=== DATASET ===
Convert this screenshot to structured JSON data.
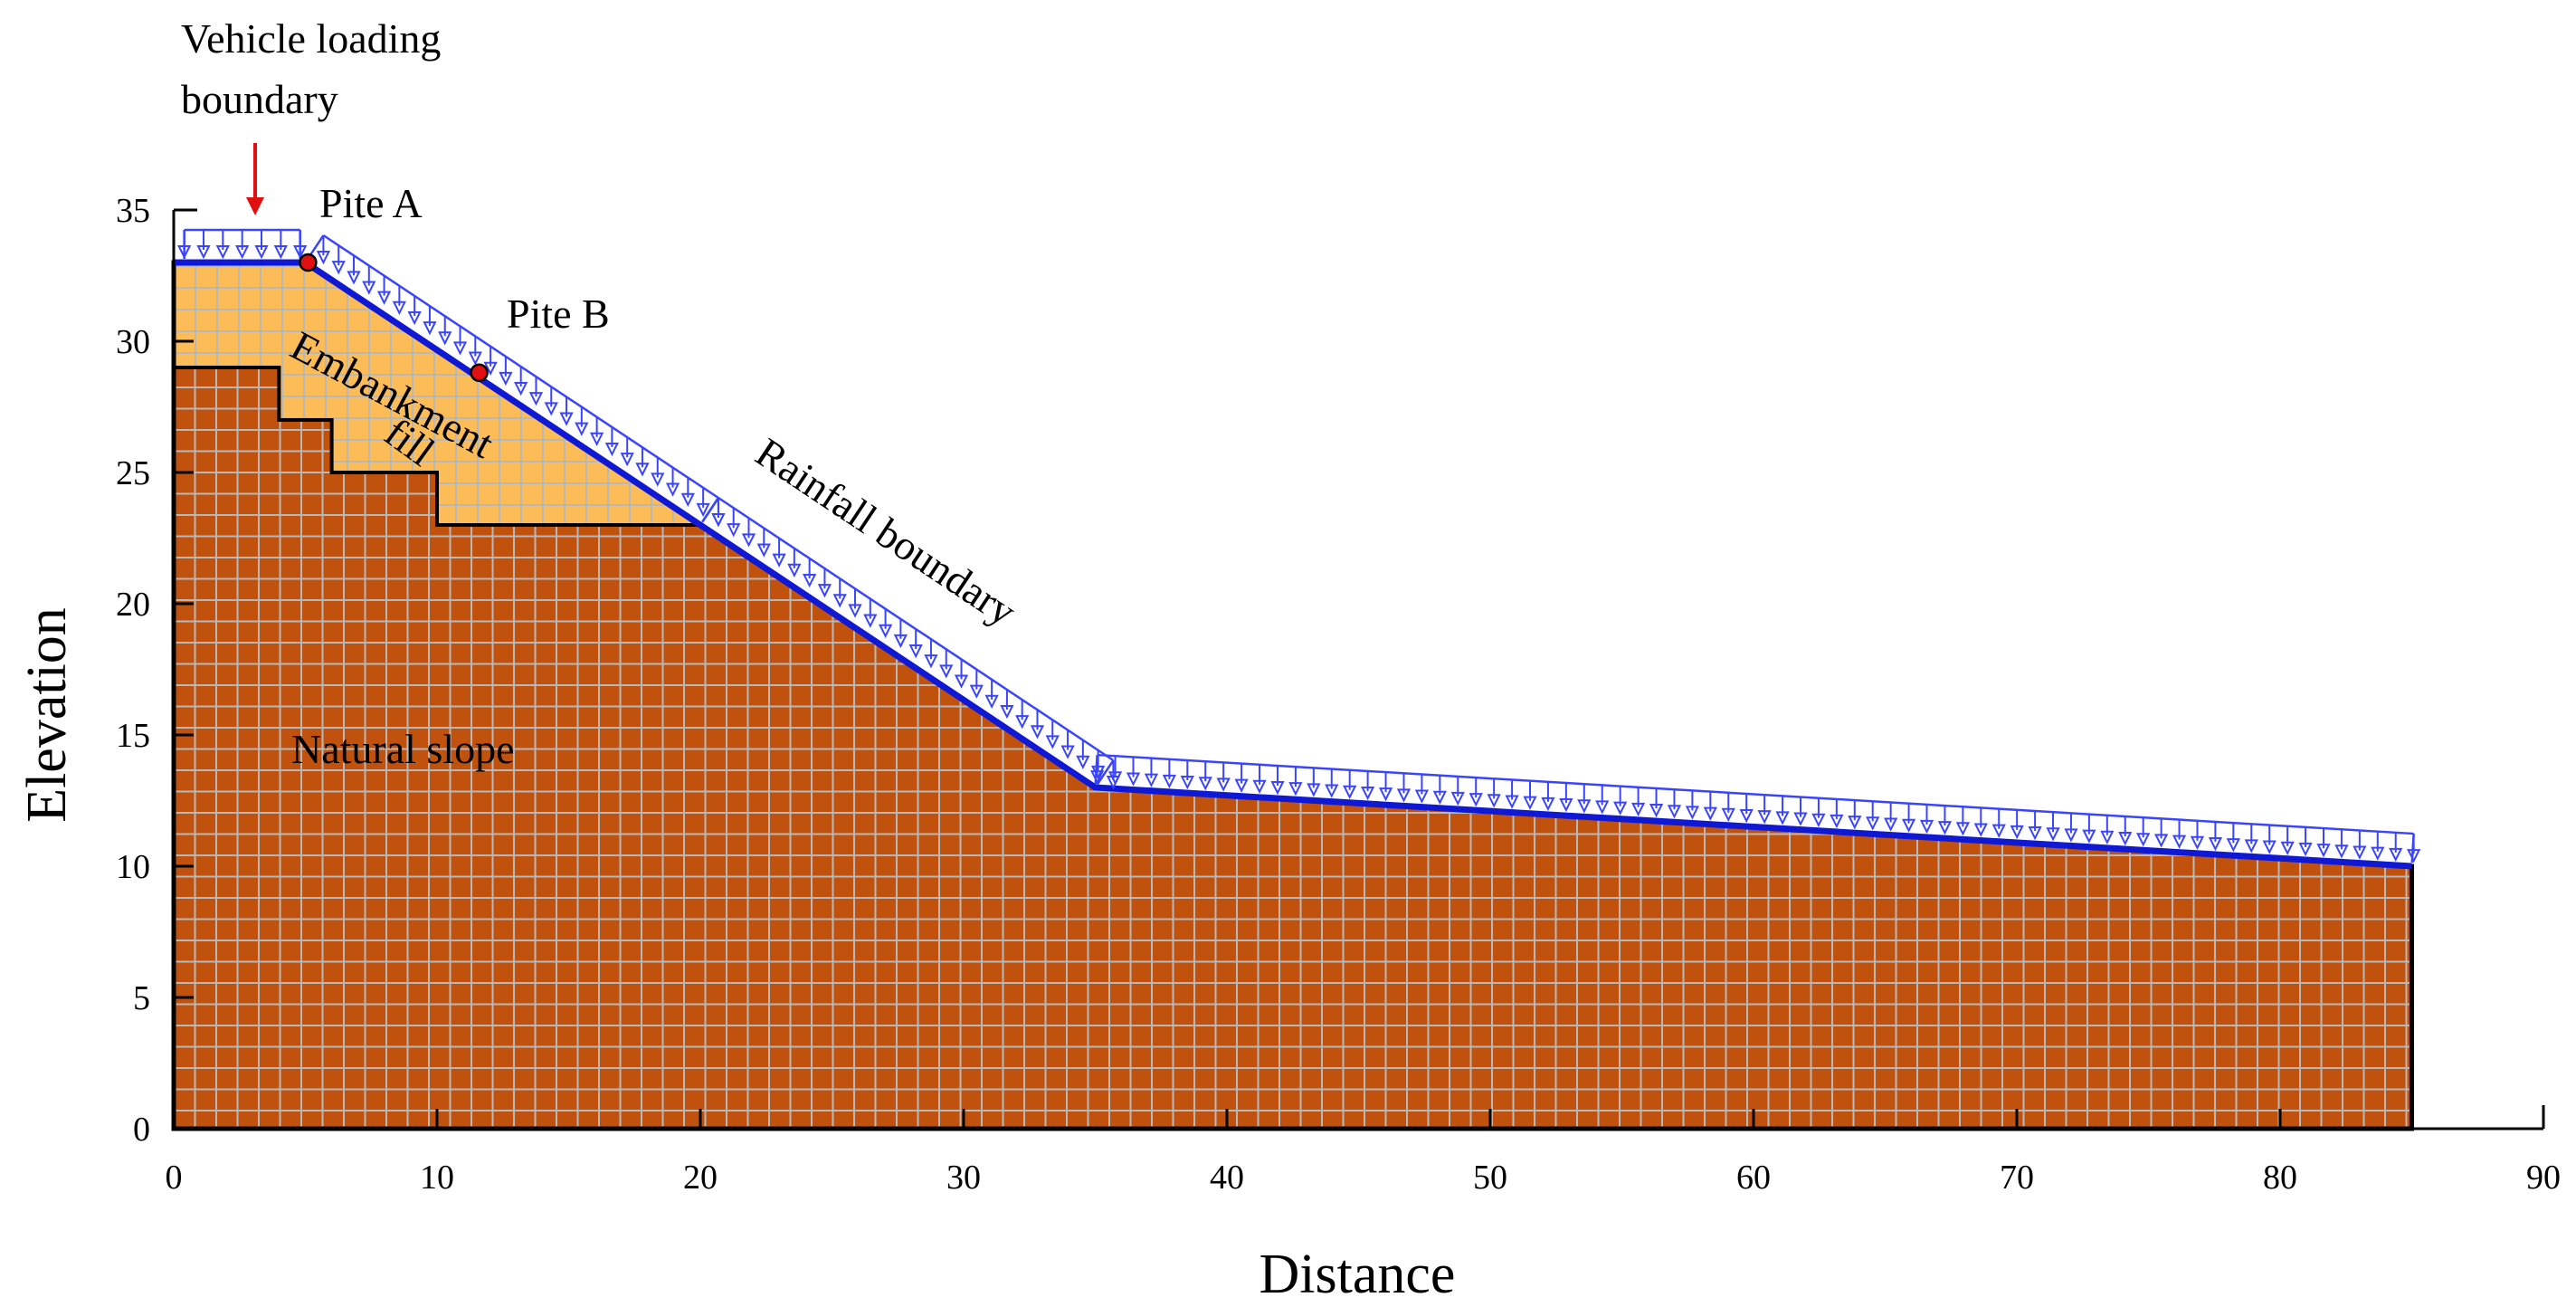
{
  "axes": {
    "xlabel": "Distance",
    "ylabel": "Elevation",
    "xlim": [
      0,
      90
    ],
    "ylim": [
      0,
      35
    ],
    "x_ticks": [
      "0",
      "10",
      "20",
      "30",
      "40",
      "50",
      "60",
      "70",
      "80",
      "90"
    ],
    "y_ticks": [
      "0",
      "5",
      "10",
      "15",
      "20",
      "25",
      "30",
      "35"
    ],
    "x_tick_values": [
      0,
      10,
      20,
      30,
      40,
      50,
      60,
      70,
      80,
      90
    ],
    "y_tick_values": [
      0,
      5,
      10,
      15,
      20,
      25,
      30,
      35
    ]
  },
  "geometry": {
    "ground_surface": [
      [
        0,
        33
      ],
      [
        5,
        33
      ],
      [
        20,
        23
      ],
      [
        35,
        13
      ],
      [
        85,
        10
      ],
      [
        85,
        0
      ],
      [
        0,
        0
      ]
    ],
    "embankment_fill": [
      [
        0,
        33
      ],
      [
        5,
        33
      ],
      [
        20,
        23
      ],
      [
        10,
        23
      ],
      [
        10,
        25
      ],
      [
        6,
        25
      ],
      [
        6,
        27
      ],
      [
        4,
        27
      ],
      [
        4,
        29
      ],
      [
        0,
        29
      ]
    ],
    "rainfall_boundary": [
      [
        5,
        33
      ],
      [
        20,
        23
      ],
      [
        35,
        13
      ],
      [
        85,
        10
      ]
    ],
    "vehicle_load_extent": [
      0,
      5
    ]
  },
  "points": [
    {
      "label": "Pite A",
      "x": 5.1,
      "y": 33
    },
    {
      "label": "Pite B",
      "x": 11.6,
      "y": 28.8
    }
  ],
  "annotations": {
    "vehicle_loading": "Vehicle loading",
    "boundary": "boundary",
    "embankment": "Embankment",
    "fill": "fill",
    "rainfall_boundary": "Rainfall boundary",
    "natural_slope": "Natural slope"
  },
  "colors": {
    "embankment_fill": "#fcbd59",
    "natural_slope": "#c1520e",
    "mesh": "#b8b8b8",
    "outline": "#000000",
    "boundary_line": "#0f18d2",
    "load_arrows": "#3a44ff",
    "marker": "#e01010",
    "pointer_arrow": "#e01010"
  }
}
===
WHAT TO DO: Make an exact reproduction of the listing above, without any pictures.

SOLUTION FOR THIS PROBLEM:
Convert this screenshot to structured JSON data.
{
  "axes": {
    "xlabel": "Distance",
    "ylabel": "Elevation",
    "xlim": [
      0,
      90
    ],
    "ylim": [
      0,
      35
    ],
    "x_ticks": [
      "0",
      "10",
      "20",
      "30",
      "40",
      "50",
      "60",
      "70",
      "80",
      "90"
    ],
    "y_ticks": [
      "0",
      "5",
      "10",
      "15",
      "20",
      "25",
      "30",
      "35"
    ],
    "x_tick_values": [
      0,
      10,
      20,
      30,
      40,
      50,
      60,
      70,
      80,
      90
    ],
    "y_tick_values": [
      0,
      5,
      10,
      15,
      20,
      25,
      30,
      35
    ]
  },
  "geometry": {
    "ground_surface": [
      [
        0,
        33
      ],
      [
        5,
        33
      ],
      [
        20,
        23
      ],
      [
        35,
        13
      ],
      [
        85,
        10
      ],
      [
        85,
        0
      ],
      [
        0,
        0
      ]
    ],
    "embankment_fill": [
      [
        0,
        33
      ],
      [
        5,
        33
      ],
      [
        20,
        23
      ],
      [
        10,
        23
      ],
      [
        10,
        25
      ],
      [
        6,
        25
      ],
      [
        6,
        27
      ],
      [
        4,
        27
      ],
      [
        4,
        29
      ],
      [
        0,
        29
      ]
    ],
    "rainfall_boundary": [
      [
        5,
        33
      ],
      [
        20,
        23
      ],
      [
        35,
        13
      ],
      [
        85,
        10
      ]
    ],
    "vehicle_load_extent": [
      0,
      5
    ]
  },
  "points": [
    {
      "label": "Pite A",
      "x": 5.1,
      "y": 33
    },
    {
      "label": "Pite B",
      "x": 11.6,
      "y": 28.8
    }
  ],
  "annotations": {
    "vehicle_loading": "Vehicle loading",
    "boundary": "boundary",
    "embankment": "Embankment",
    "fill": "fill",
    "rainfall_boundary": "Rainfall boundary",
    "natural_slope": "Natural slope"
  },
  "colors": {
    "embankment_fill": "#fcbd59",
    "natural_slope": "#c1520e",
    "mesh": "#b8b8b8",
    "outline": "#000000",
    "boundary_line": "#0f18d2",
    "load_arrows": "#3a44ff",
    "marker": "#e01010",
    "pointer_arrow": "#e01010"
  }
}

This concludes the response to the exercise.